## Exercise prompt
Filter these entries, keeping only lines that hold the word "this".

## Rows from a dataset
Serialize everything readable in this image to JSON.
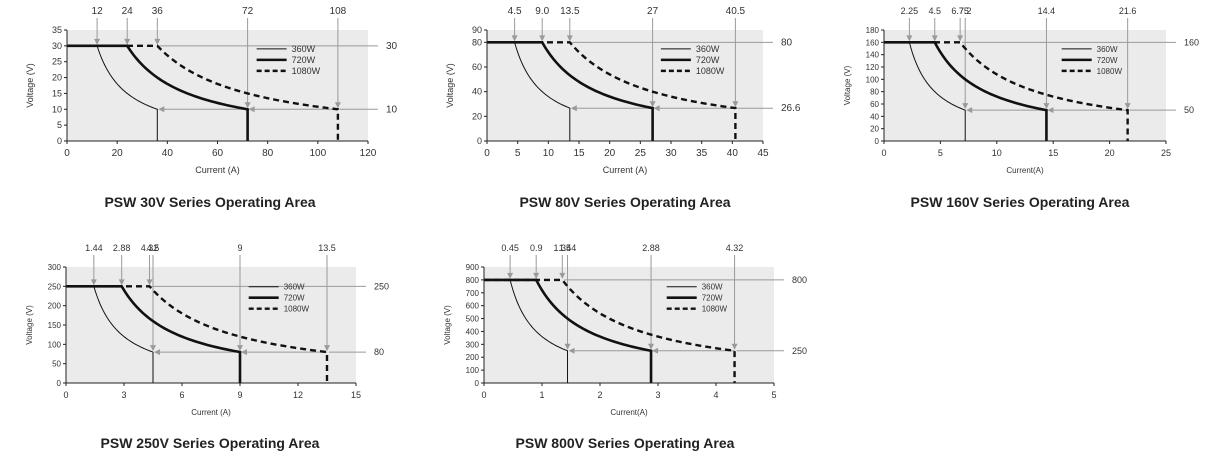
{
  "chart_data": [
    {
      "type": "line",
      "title": "PSW 30V Series Operating Area",
      "xlabel": "Current (A)",
      "ylabel": "Voltage (V)",
      "xlim": [
        0,
        120
      ],
      "ylim": [
        0,
        35
      ],
      "xticks": [
        0,
        20,
        40,
        60,
        80,
        100,
        120
      ],
      "yticks": [
        0,
        5,
        10,
        15,
        20,
        25,
        30,
        35
      ],
      "top_labels": [
        "12",
        "24",
        "36",
        "72",
        "108"
      ],
      "top_values": [
        12,
        24,
        36,
        72,
        108
      ],
      "right_labels": [
        "30",
        "10"
      ],
      "right_values": [
        30,
        10
      ],
      "v_max": 30,
      "v_min": 10,
      "series": [
        {
          "name": "360W",
          "power": 360,
          "i_corner": 12,
          "i_max": 36,
          "style": "thin"
        },
        {
          "name": "720W",
          "power": 720,
          "i_corner": 24,
          "i_max": 72,
          "style": "thick"
        },
        {
          "name": "1080W",
          "power": 1080,
          "i_corner": 36,
          "i_max": 108,
          "style": "dashed"
        }
      ]
    },
    {
      "type": "line",
      "title": "PSW 80V Series Operating Area",
      "xlabel": "Current (A)",
      "ylabel": "Voltage (V)",
      "xlim": [
        0,
        45
      ],
      "ylim": [
        0,
        90
      ],
      "xticks": [
        0,
        5,
        10,
        15,
        20,
        25,
        30,
        35,
        40,
        45
      ],
      "yticks": [
        0,
        20,
        40,
        60,
        80,
        90
      ],
      "top_labels": [
        "4.5",
        "9.0",
        "13.5",
        "27",
        "40.5"
      ],
      "top_values": [
        4.5,
        9.0,
        13.5,
        27,
        40.5
      ],
      "right_labels": [
        "80",
        "26.6"
      ],
      "right_values": [
        80,
        26.6
      ],
      "v_max": 80,
      "v_min": 26.6,
      "series": [
        {
          "name": "360W",
          "power": 360,
          "i_corner": 4.5,
          "i_max": 13.5,
          "style": "thin"
        },
        {
          "name": "720W",
          "power": 720,
          "i_corner": 9.0,
          "i_max": 27,
          "style": "thick"
        },
        {
          "name": "1080W",
          "power": 1080,
          "i_corner": 13.5,
          "i_max": 40.5,
          "style": "dashed"
        }
      ]
    },
    {
      "type": "line",
      "title": "PSW 160V Series Operating Area",
      "xlabel": "Current(A)",
      "ylabel": "Voltage (V)",
      "xlim": [
        0,
        25
      ],
      "ylim": [
        0,
        180
      ],
      "xticks": [
        0,
        5,
        10,
        15,
        20,
        25
      ],
      "yticks": [
        0,
        20,
        40,
        60,
        80,
        100,
        120,
        140,
        160,
        180
      ],
      "top_labels": [
        "2.25",
        "4.5",
        "6.75",
        "7.2",
        "14.4",
        "21.6"
      ],
      "top_values": [
        2.25,
        4.5,
        6.75,
        7.2,
        14.4,
        21.6
      ],
      "right_labels": [
        "160",
        "50"
      ],
      "right_values": [
        160,
        50
      ],
      "v_max": 160,
      "v_min": 50,
      "series": [
        {
          "name": "360W",
          "power": 360,
          "i_corner": 2.25,
          "i_max": 7.2,
          "style": "thin"
        },
        {
          "name": "720W",
          "power": 720,
          "i_corner": 4.5,
          "i_max": 14.4,
          "style": "thick"
        },
        {
          "name": "1080W",
          "power": 1080,
          "i_corner": 6.75,
          "i_max": 21.6,
          "style": "dashed"
        }
      ]
    },
    {
      "type": "line",
      "title": "PSW 250V Series Operating Area",
      "xlabel": "Current (A)",
      "ylabel": "Voltage (V)",
      "xlim": [
        0,
        15
      ],
      "ylim": [
        0,
        300
      ],
      "xticks": [
        0,
        3,
        6,
        9,
        12,
        15
      ],
      "yticks": [
        0,
        50,
        100,
        150,
        200,
        250,
        300
      ],
      "top_labels": [
        "1.44",
        "2.88",
        "4.32",
        "4.5",
        "9",
        "13.5"
      ],
      "top_values": [
        1.44,
        2.88,
        4.32,
        4.5,
        9,
        13.5
      ],
      "right_labels": [
        "250",
        "80"
      ],
      "right_values": [
        250,
        80
      ],
      "v_max": 250,
      "v_min": 80,
      "series": [
        {
          "name": "360W",
          "power": 360,
          "i_corner": 1.44,
          "i_max": 4.5,
          "style": "thin"
        },
        {
          "name": "720W",
          "power": 720,
          "i_corner": 2.88,
          "i_max": 9,
          "style": "thick"
        },
        {
          "name": "1080W",
          "power": 1080,
          "i_corner": 4.32,
          "i_max": 13.5,
          "style": "dashed"
        }
      ]
    },
    {
      "type": "line",
      "title": "PSW 800V Series Operating Area",
      "xlabel": "Current(A)",
      "ylabel": "Voltage (V)",
      "xlim": [
        0,
        5
      ],
      "ylim": [
        0,
        900
      ],
      "xticks": [
        0,
        1,
        2,
        3,
        4,
        5
      ],
      "yticks": [
        0,
        100,
        200,
        300,
        400,
        500,
        600,
        700,
        800,
        900
      ],
      "top_labels": [
        "0.45",
        "0.9",
        "1.35",
        "1.44",
        "2.88",
        "4.32"
      ],
      "top_values": [
        0.45,
        0.9,
        1.35,
        1.44,
        2.88,
        4.32
      ],
      "right_labels": [
        "800",
        "250"
      ],
      "right_values": [
        800,
        250
      ],
      "v_max": 800,
      "v_min": 250,
      "series": [
        {
          "name": "360W",
          "power": 360,
          "i_corner": 0.45,
          "i_max": 1.44,
          "style": "thin"
        },
        {
          "name": "720W",
          "power": 720,
          "i_corner": 0.9,
          "i_max": 2.88,
          "style": "thick"
        },
        {
          "name": "1080W",
          "power": 1080,
          "i_corner": 1.35,
          "i_max": 4.32,
          "style": "dashed"
        }
      ]
    }
  ]
}
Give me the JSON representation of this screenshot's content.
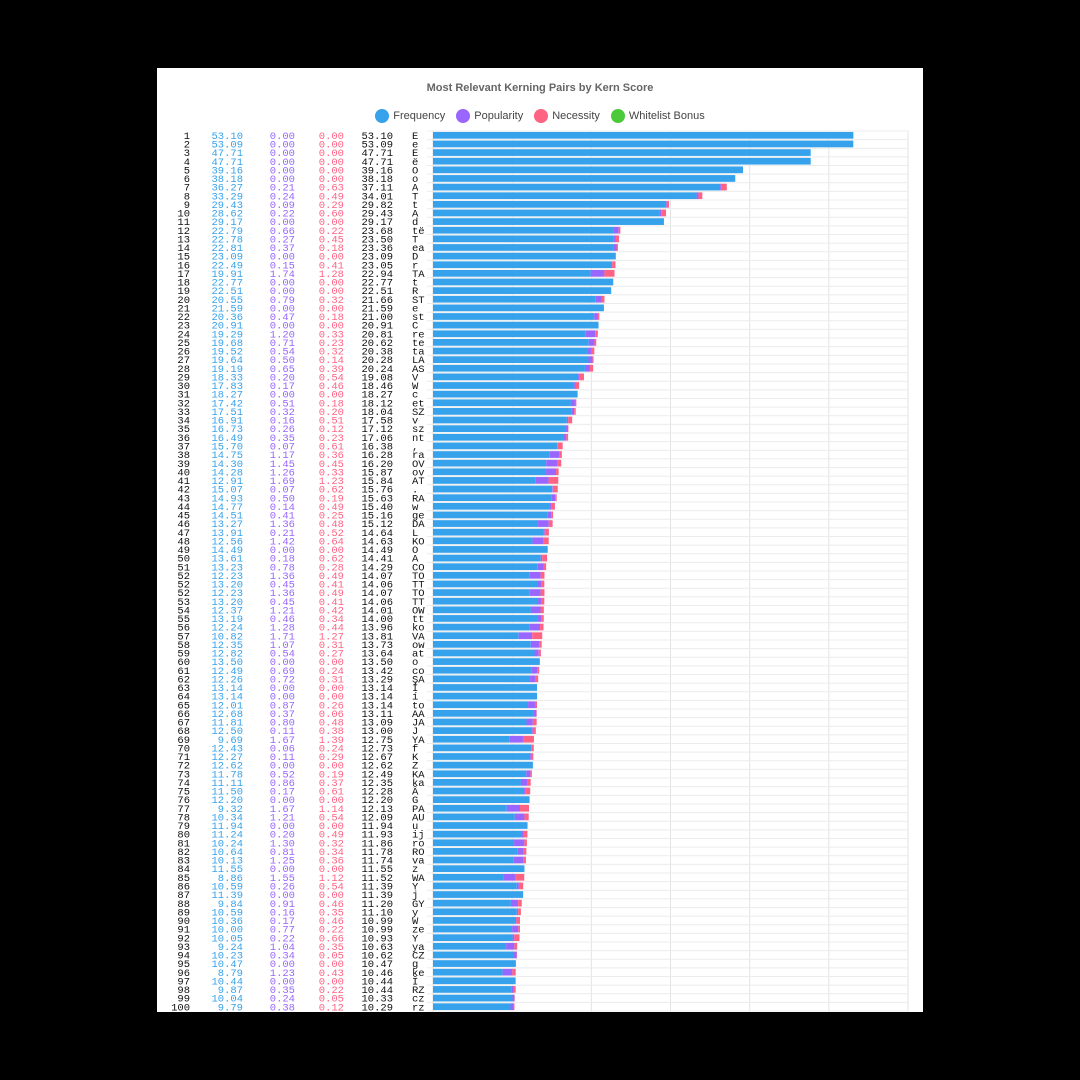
{
  "chart_data": {
    "type": "bar",
    "orientation": "horizontal",
    "stacked": true,
    "title": "Most Relevant Kerning Pairs by Kern Score",
    "legend_position": "top",
    "grid": true,
    "xlim": [
      0,
      60
    ],
    "series": [
      {
        "name": "Frequency",
        "color": "#36a2eb"
      },
      {
        "name": "Popularity",
        "color": "#9966ff"
      },
      {
        "name": "Necessity",
        "color": "#ff6384"
      },
      {
        "name": "Whitelist Bonus",
        "color": "#4bc93a"
      }
    ],
    "rows": [
      [
        1,
        "53.10",
        "0.00",
        "0.00",
        "53.10",
        "E"
      ],
      [
        2,
        "53.09",
        "0.00",
        "0.00",
        "53.09",
        "e"
      ],
      [
        3,
        "47.71",
        "0.00",
        "0.00",
        "47.71",
        "E"
      ],
      [
        4,
        "47.71",
        "0.00",
        "0.00",
        "47.71",
        "ë"
      ],
      [
        5,
        "39.16",
        "0.00",
        "0.00",
        "39.16",
        "O"
      ],
      [
        6,
        "38.18",
        "0.00",
        "0.00",
        "38.18",
        "o"
      ],
      [
        7,
        "36.27",
        "0.21",
        "0.63",
        "37.11",
        "A"
      ],
      [
        8,
        "33.29",
        "0.24",
        "0.49",
        "34.01",
        "T"
      ],
      [
        9,
        "29.43",
        "0.09",
        "0.29",
        "29.82",
        "t"
      ],
      [
        10,
        "28.62",
        "0.22",
        "0.60",
        "29.43",
        "A"
      ],
      [
        11,
        "29.17",
        "0.00",
        "0.00",
        "29.17",
        "d"
      ],
      [
        12,
        "22.79",
        "0.66",
        "0.22",
        "23.68",
        "të"
      ],
      [
        13,
        "22.78",
        "0.27",
        "0.45",
        "23.50",
        "T"
      ],
      [
        14,
        "22.81",
        "0.37",
        "0.18",
        "23.36",
        "ea"
      ],
      [
        15,
        "23.09",
        "0.00",
        "0.00",
        "23.09",
        "D"
      ],
      [
        16,
        "22.49",
        "0.15",
        "0.41",
        "23.05",
        "r"
      ],
      [
        17,
        "19.91",
        "1.74",
        "1.28",
        "22.94",
        "TA"
      ],
      [
        18,
        "22.77",
        "0.00",
        "0.00",
        "22.77",
        "t"
      ],
      [
        19,
        "22.51",
        "0.00",
        "0.00",
        "22.51",
        "R"
      ],
      [
        20,
        "20.55",
        "0.79",
        "0.32",
        "21.66",
        "ST"
      ],
      [
        21,
        "21.59",
        "0.00",
        "0.00",
        "21.59",
        "e"
      ],
      [
        22,
        "20.36",
        "0.47",
        "0.18",
        "21.00",
        "st"
      ],
      [
        23,
        "20.91",
        "0.00",
        "0.00",
        "20.91",
        "C"
      ],
      [
        24,
        "19.29",
        "1.20",
        "0.33",
        "20.81",
        "re"
      ],
      [
        25,
        "19.68",
        "0.71",
        "0.23",
        "20.62",
        "te"
      ],
      [
        26,
        "19.52",
        "0.54",
        "0.32",
        "20.38",
        "ta"
      ],
      [
        27,
        "19.64",
        "0.50",
        "0.14",
        "20.28",
        "LA"
      ],
      [
        28,
        "19.19",
        "0.65",
        "0.39",
        "20.24",
        "AS"
      ],
      [
        29,
        "18.33",
        "0.20",
        "0.54",
        "19.08",
        "V"
      ],
      [
        30,
        "17.83",
        "0.17",
        "0.46",
        "18.46",
        "W"
      ],
      [
        31,
        "18.27",
        "0.00",
        "0.00",
        "18.27",
        "c"
      ],
      [
        32,
        "17.42",
        "0.51",
        "0.18",
        "18.12",
        "et"
      ],
      [
        33,
        "17.51",
        "0.32",
        "0.20",
        "18.04",
        "SZ"
      ],
      [
        34,
        "16.91",
        "0.16",
        "0.51",
        "17.58",
        "v"
      ],
      [
        35,
        "16.73",
        "0.26",
        "0.12",
        "17.12",
        "sz"
      ],
      [
        36,
        "16.49",
        "0.35",
        "0.23",
        "17.06",
        "nt"
      ],
      [
        37,
        "15.70",
        "0.07",
        "0.61",
        "16.38",
        ","
      ],
      [
        38,
        "14.75",
        "1.17",
        "0.36",
        "16.28",
        "ra"
      ],
      [
        39,
        "14.30",
        "1.45",
        "0.45",
        "16.20",
        "OV"
      ],
      [
        40,
        "14.28",
        "1.26",
        "0.33",
        "15.87",
        "ov"
      ],
      [
        41,
        "12.91",
        "1.69",
        "1.23",
        "15.84",
        "AT"
      ],
      [
        42,
        "15.07",
        "0.07",
        "0.62",
        "15.76",
        "."
      ],
      [
        43,
        "14.93",
        "0.50",
        "0.19",
        "15.63",
        "RA"
      ],
      [
        44,
        "14.77",
        "0.14",
        "0.49",
        "15.40",
        "w"
      ],
      [
        45,
        "14.51",
        "0.41",
        "0.25",
        "15.16",
        "ge"
      ],
      [
        46,
        "13.27",
        "1.36",
        "0.48",
        "15.12",
        "DA"
      ],
      [
        47,
        "13.91",
        "0.21",
        "0.52",
        "14.64",
        "L"
      ],
      [
        48,
        "12.56",
        "1.42",
        "0.64",
        "14.63",
        "KO"
      ],
      [
        49,
        "14.49",
        "0.00",
        "0.00",
        "14.49",
        "O"
      ],
      [
        50,
        "13.61",
        "0.18",
        "0.62",
        "14.41",
        "A"
      ],
      [
        51,
        "13.23",
        "0.78",
        "0.28",
        "14.29",
        "CO"
      ],
      [
        52,
        "12.23",
        "1.36",
        "0.49",
        "14.07",
        "TO"
      ],
      [
        52,
        "13.20",
        "0.45",
        "0.41",
        "14.06",
        "TT"
      ],
      [
        52,
        "12.23",
        "1.36",
        "0.49",
        "14.07",
        "TO"
      ],
      [
        53,
        "13.20",
        "0.45",
        "0.41",
        "14.06",
        "TT"
      ],
      [
        54,
        "12.37",
        "1.21",
        "0.42",
        "14.01",
        "OW"
      ],
      [
        55,
        "13.19",
        "0.46",
        "0.34",
        "14.00",
        "tt"
      ],
      [
        56,
        "12.24",
        "1.28",
        "0.44",
        "13.96",
        "ko"
      ],
      [
        57,
        "10.82",
        "1.71",
        "1.27",
        "13.81",
        "VA"
      ],
      [
        58,
        "12.35",
        "1.07",
        "0.31",
        "13.73",
        "ow"
      ],
      [
        59,
        "12.82",
        "0.54",
        "0.27",
        "13.64",
        "at"
      ],
      [
        60,
        "13.50",
        "0.00",
        "0.00",
        "13.50",
        "o"
      ],
      [
        61,
        "12.49",
        "0.69",
        "0.24",
        "13.42",
        "co"
      ],
      [
        62,
        "12.26",
        "0.72",
        "0.31",
        "13.29",
        "ŞA"
      ],
      [
        63,
        "13.14",
        "0.00",
        "0.00",
        "13.14",
        "Í"
      ],
      [
        64,
        "13.14",
        "0.00",
        "0.00",
        "13.14",
        "í"
      ],
      [
        65,
        "12.01",
        "0.87",
        "0.26",
        "13.14",
        "to"
      ],
      [
        66,
        "12.68",
        "0.37",
        "0.06",
        "13.11",
        "AA"
      ],
      [
        67,
        "11.81",
        "0.80",
        "0.48",
        "13.09",
        "JA"
      ],
      [
        68,
        "12.50",
        "0.11",
        "0.38",
        "13.00",
        "J"
      ],
      [
        69,
        "9.69",
        "1.67",
        "1.39",
        "12.75",
        "YA"
      ],
      [
        70,
        "12.43",
        "0.06",
        "0.24",
        "12.73",
        "f"
      ],
      [
        71,
        "12.27",
        "0.11",
        "0.29",
        "12.67",
        "K"
      ],
      [
        72,
        "12.62",
        "0.00",
        "0.00",
        "12.62",
        "Z"
      ],
      [
        73,
        "11.78",
        "0.52",
        "0.19",
        "12.49",
        "KA"
      ],
      [
        74,
        "11.11",
        "0.86",
        "0.37",
        "12.35",
        "ka"
      ],
      [
        75,
        "11.50",
        "0.17",
        "0.61",
        "12.28",
        "Â"
      ],
      [
        76,
        "12.20",
        "0.00",
        "0.00",
        "12.20",
        "G"
      ],
      [
        77,
        "9.32",
        "1.67",
        "1.14",
        "12.13",
        "PA"
      ],
      [
        78,
        "10.34",
        "1.21",
        "0.54",
        "12.09",
        "AU"
      ],
      [
        79,
        "11.94",
        "0.00",
        "0.00",
        "11.94",
        "u"
      ],
      [
        80,
        "11.24",
        "0.20",
        "0.49",
        "11.93",
        "ij"
      ],
      [
        81,
        "10.24",
        "1.30",
        "0.32",
        "11.86",
        "ro"
      ],
      [
        82,
        "10.64",
        "0.81",
        "0.34",
        "11.78",
        "RO"
      ],
      [
        83,
        "10.13",
        "1.25",
        "0.36",
        "11.74",
        "va"
      ],
      [
        84,
        "11.55",
        "0.00",
        "0.00",
        "11.55",
        "z"
      ],
      [
        85,
        "8.86",
        "1.55",
        "1.12",
        "11.52",
        "WA"
      ],
      [
        86,
        "10.59",
        "0.26",
        "0.54",
        "11.39",
        "Y"
      ],
      [
        87,
        "11.39",
        "0.00",
        "0.00",
        "11.39",
        "j"
      ],
      [
        88,
        "9.84",
        "0.91",
        "0.46",
        "11.20",
        "GY"
      ],
      [
        89,
        "10.59",
        "0.16",
        "0.35",
        "11.10",
        "y"
      ],
      [
        90,
        "10.36",
        "0.17",
        "0.46",
        "10.99",
        "W"
      ],
      [
        91,
        "10.00",
        "0.77",
        "0.22",
        "10.99",
        "ze"
      ],
      [
        92,
        "10.05",
        "0.22",
        "0.66",
        "10.93",
        "Y"
      ],
      [
        93,
        "9.24",
        "1.04",
        "0.35",
        "10.63",
        "ya"
      ],
      [
        94,
        "10.23",
        "0.34",
        "0.05",
        "10.62",
        "CZ"
      ],
      [
        95,
        "10.47",
        "0.00",
        "0.00",
        "10.47",
        "g"
      ],
      [
        96,
        "8.79",
        "1.23",
        "0.43",
        "10.46",
        "ke"
      ],
      [
        97,
        "10.44",
        "0.00",
        "0.00",
        "10.44",
        "Î"
      ],
      [
        98,
        "9.87",
        "0.35",
        "0.22",
        "10.44",
        "RZ"
      ],
      [
        99,
        "10.04",
        "0.24",
        "0.05",
        "10.33",
        "cz"
      ],
      [
        100,
        "9.79",
        "0.38",
        "0.12",
        "10.29",
        "rz"
      ]
    ]
  }
}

## Exercise solution
Serialize everything readable in this image to JSON.
Give me the JSON representation of this screenshot's content.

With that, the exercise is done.